* [What the task requires]: Repeat every line of the listing below exactly, minus the pictures.
* BEGIN *
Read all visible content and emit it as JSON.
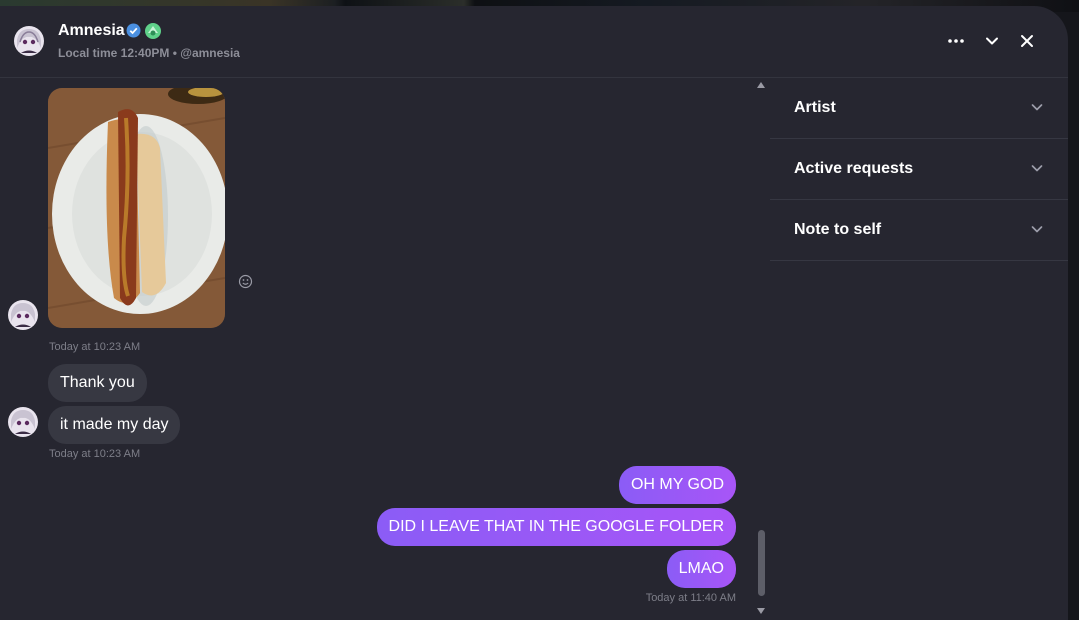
{
  "header": {
    "name": "Amnesia",
    "subtitle": "Local time 12:40PM • @amnesia",
    "icons": [
      "verified-icon",
      "green-badge-icon",
      "more-icon",
      "chevron-down-icon",
      "close-icon"
    ]
  },
  "messages": {
    "incoming_photo_timestamp": "Today at 10:23 AM",
    "incoming_text": [
      "Thank you",
      "it made my day"
    ],
    "incoming_text_timestamp": "Today at 10:23 AM",
    "outgoing_text": [
      "OH MY GOD",
      "DID I LEAVE THAT IN THE GOOGLE FOLDER",
      "LMAO"
    ],
    "outgoing_timestamp": "Today at 11:40 AM"
  },
  "panel": {
    "sections": [
      "Artist",
      "Active requests",
      "Note to self"
    ]
  },
  "colors": {
    "window": "#262630",
    "incoming_bubble": "#373842",
    "outgoing_bubble_from": "#8b5cf6",
    "outgoing_bubble_to": "#a855f7"
  }
}
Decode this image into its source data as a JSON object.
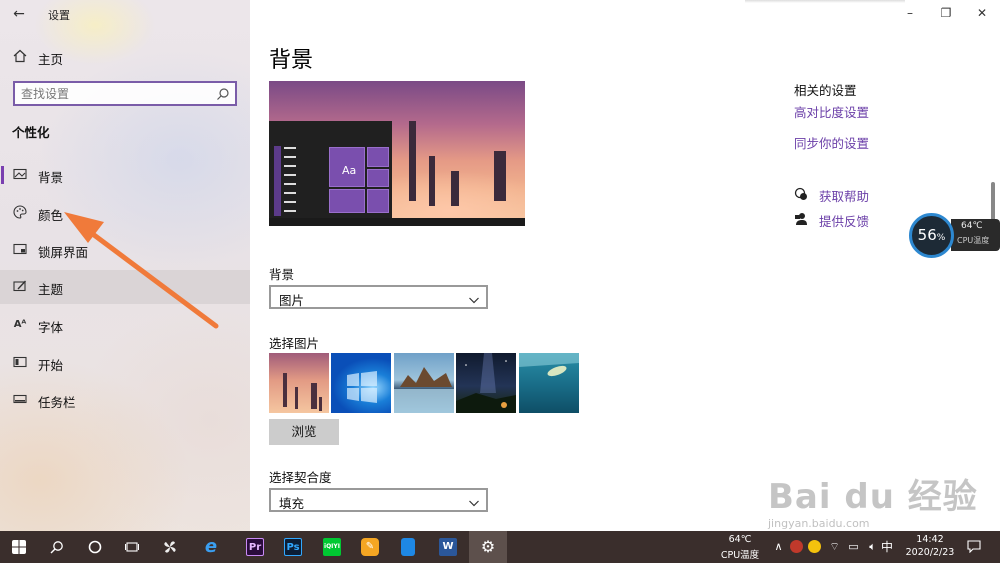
{
  "window": {
    "title": "设置",
    "controls": [
      "–",
      "❐",
      "✕"
    ]
  },
  "sidebar": {
    "home_label": "主页",
    "search_placeholder": "查找设置",
    "section_title": "个性化",
    "items": [
      {
        "label": "背景",
        "icon": "picture-icon"
      },
      {
        "label": "颜色",
        "icon": "palette-icon"
      },
      {
        "label": "锁屏界面",
        "icon": "lock-screen-icon"
      },
      {
        "label": "主题",
        "icon": "theme-icon"
      },
      {
        "label": "字体",
        "icon": "font-icon"
      },
      {
        "label": "开始",
        "icon": "start-icon"
      },
      {
        "label": "任务栏",
        "icon": "taskbar-icon"
      }
    ]
  },
  "main": {
    "page_title": "背景",
    "preview_tile_label": "Aa",
    "background_label": "背景",
    "background_value": "图片",
    "choose_picture_label": "选择图片",
    "browse_label": "浏览",
    "fit_label": "选择契合度",
    "fit_value": "填充"
  },
  "related": {
    "title": "相关的设置",
    "links": [
      "高对比度设置",
      "同步你的设置"
    ],
    "get_help": "获取帮助",
    "feedback": "提供反馈"
  },
  "cpu_widget": {
    "percent": "56",
    "percent_unit": "%",
    "temp": "64℃",
    "label": "CPU温度"
  },
  "taskbar": {
    "apps": [
      "Pr",
      "Ps",
      "iQIYI",
      "W"
    ],
    "cpu_temp": "64℃",
    "cpu_label": "CPU温度",
    "ime": "中",
    "time": "14:42",
    "date": "2020/2/23"
  },
  "watermark": {
    "text": "Bai du 经验",
    "sub": "jingyan.baidu.com"
  },
  "colors": {
    "accent": "#7a3fb0",
    "link": "#6b3fa8",
    "taskbar": "#3a2e2c",
    "arrow": "#f07a3a"
  }
}
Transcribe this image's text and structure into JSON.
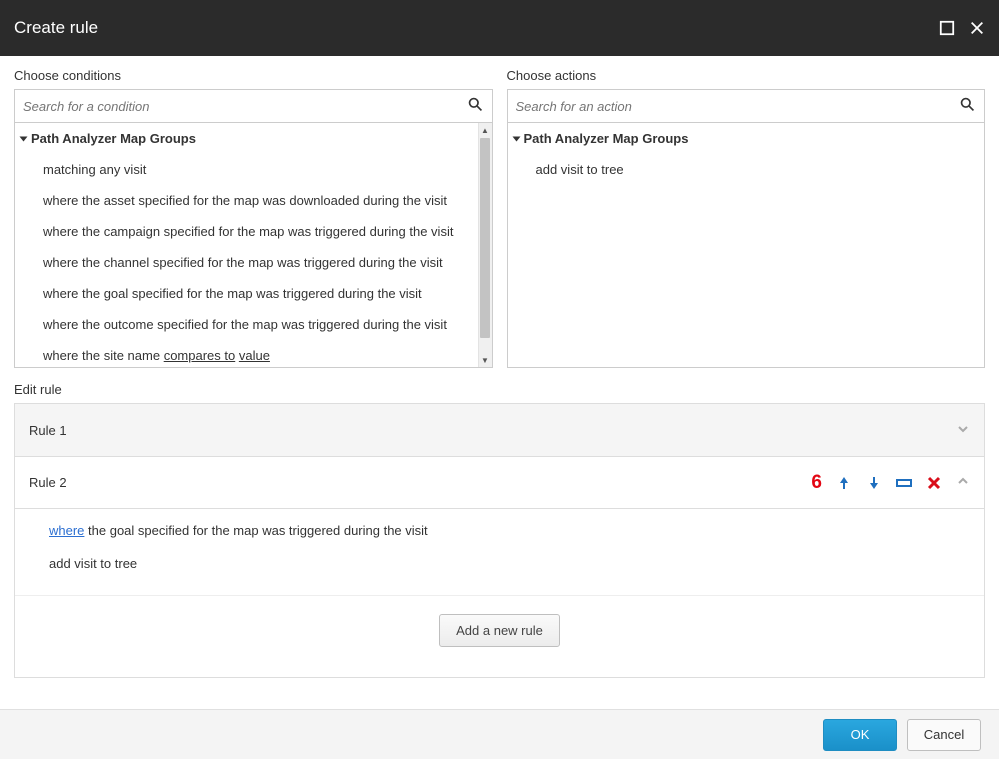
{
  "header": {
    "title": "Create rule"
  },
  "conditions": {
    "label": "Choose conditions",
    "placeholder": "Search for a condition",
    "group": "Path Analyzer Map Groups",
    "items": [
      "matching any visit",
      "where the asset specified for the map was downloaded during the visit",
      "where the campaign specified for the map was triggered during the visit",
      "where the channel specified for the map was triggered during the visit",
      "where the goal specified for the map was triggered during the visit",
      "where the outcome specified for the map was triggered during the visit"
    ],
    "last_item_prefix": "where the site name ",
    "last_item_token1": "compares to",
    "last_item_sep": " ",
    "last_item_token2": "value"
  },
  "actions": {
    "label": "Choose actions",
    "placeholder": "Search for an action",
    "group": "Path Analyzer Map Groups",
    "items": [
      "add visit to tree"
    ]
  },
  "edit": {
    "label": "Edit rule",
    "rule1": "Rule 1",
    "rule2": "Rule 2",
    "annotation": "6",
    "where": "where",
    "rule2_condition_rest": " the goal specified for the map was triggered during the visit",
    "rule2_action": "add visit to tree",
    "add_button": "Add a new rule"
  },
  "footer": {
    "ok": "OK",
    "cancel": "Cancel"
  }
}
* END *
* [Result of the task]:
Read all visible content and emit it as JSON.
{
  "header": {
    "name": "Amnesia",
    "subtitle": "Local time 12:40PM • @amnesia",
    "icons": [
      "verified-icon",
      "green-badge-icon",
      "more-icon",
      "chevron-down-icon",
      "close-icon"
    ]
  },
  "messages": {
    "incoming_photo_timestamp": "Today at 10:23 AM",
    "incoming_text": [
      "Thank you",
      "it made my day"
    ],
    "incoming_text_timestamp": "Today at 10:23 AM",
    "outgoing_text": [
      "OH MY GOD",
      "DID I LEAVE THAT IN THE GOOGLE FOLDER",
      "LMAO"
    ],
    "outgoing_timestamp": "Today at 11:40 AM"
  },
  "panel": {
    "sections": [
      "Artist",
      "Active requests",
      "Note to self"
    ]
  },
  "colors": {
    "window": "#262630",
    "incoming_bubble": "#373842",
    "outgoing_bubble_from": "#8b5cf6",
    "outgoing_bubble_to": "#a855f7"
  }
}
Decode this image into its source data as a JSON object.
{
  "window": {
    "title": "设置",
    "controls": [
      "–",
      "❐",
      "✕"
    ]
  },
  "sidebar": {
    "home_label": "主页",
    "search_placeholder": "查找设置",
    "section_title": "个性化",
    "items": [
      {
        "label": "背景",
        "icon": "picture-icon"
      },
      {
        "label": "颜色",
        "icon": "palette-icon"
      },
      {
        "label": "锁屏界面",
        "icon": "lock-screen-icon"
      },
      {
        "label": "主题",
        "icon": "theme-icon"
      },
      {
        "label": "字体",
        "icon": "font-icon"
      },
      {
        "label": "开始",
        "icon": "start-icon"
      },
      {
        "label": "任务栏",
        "icon": "taskbar-icon"
      }
    ]
  },
  "main": {
    "page_title": "背景",
    "preview_tile_label": "Aa",
    "background_label": "背景",
    "background_value": "图片",
    "choose_picture_label": "选择图片",
    "browse_label": "浏览",
    "fit_label": "选择契合度",
    "fit_value": "填充"
  },
  "related": {
    "title": "相关的设置",
    "links": [
      "高对比度设置",
      "同步你的设置"
    ],
    "get_help": "获取帮助",
    "feedback": "提供反馈"
  },
  "cpu_widget": {
    "percent": "56",
    "percent_unit": "%",
    "temp": "64℃",
    "label": "CPU温度"
  },
  "taskbar": {
    "apps": [
      "Pr",
      "Ps",
      "iQIYI",
      "W"
    ],
    "cpu_temp": "64℃",
    "cpu_label": "CPU温度",
    "ime": "中",
    "time": "14:42",
    "date": "2020/2/23"
  },
  "watermark": {
    "text": "Bai du 经验",
    "sub": "jingyan.baidu.com"
  },
  "colors": {
    "accent": "#7a3fb0",
    "link": "#6b3fa8",
    "taskbar": "#3a2e2c",
    "arrow": "#f07a3a"
  }
}
Transcribe this image's text and structure into JSON.
{
  "header": {
    "title": "Create rule"
  },
  "conditions": {
    "label": "Choose conditions",
    "placeholder": "Search for a condition",
    "group": "Path Analyzer Map Groups",
    "items": [
      "matching any visit",
      "where the asset specified for the map was downloaded during the visit",
      "where the campaign specified for the map was triggered during the visit",
      "where the channel specified for the map was triggered during the visit",
      "where the goal specified for the map was triggered during the visit",
      "where the outcome specified for the map was triggered during the visit"
    ],
    "last_item_prefix": "where the site name ",
    "last_item_token1": "compares to",
    "last_item_sep": " ",
    "last_item_token2": "value"
  },
  "actions": {
    "label": "Choose actions",
    "placeholder": "Search for an action",
    "group": "Path Analyzer Map Groups",
    "items": [
      "add visit to tree"
    ]
  },
  "edit": {
    "label": "Edit rule",
    "rule1": "Rule 1",
    "rule2": "Rule 2",
    "annotation": "6",
    "where": "where",
    "rule2_condition_rest": " the goal specified for the map was triggered during the visit",
    "rule2_action": "add visit to tree",
    "add_button": "Add a new rule"
  },
  "footer": {
    "ok": "OK",
    "cancel": "Cancel"
  }
}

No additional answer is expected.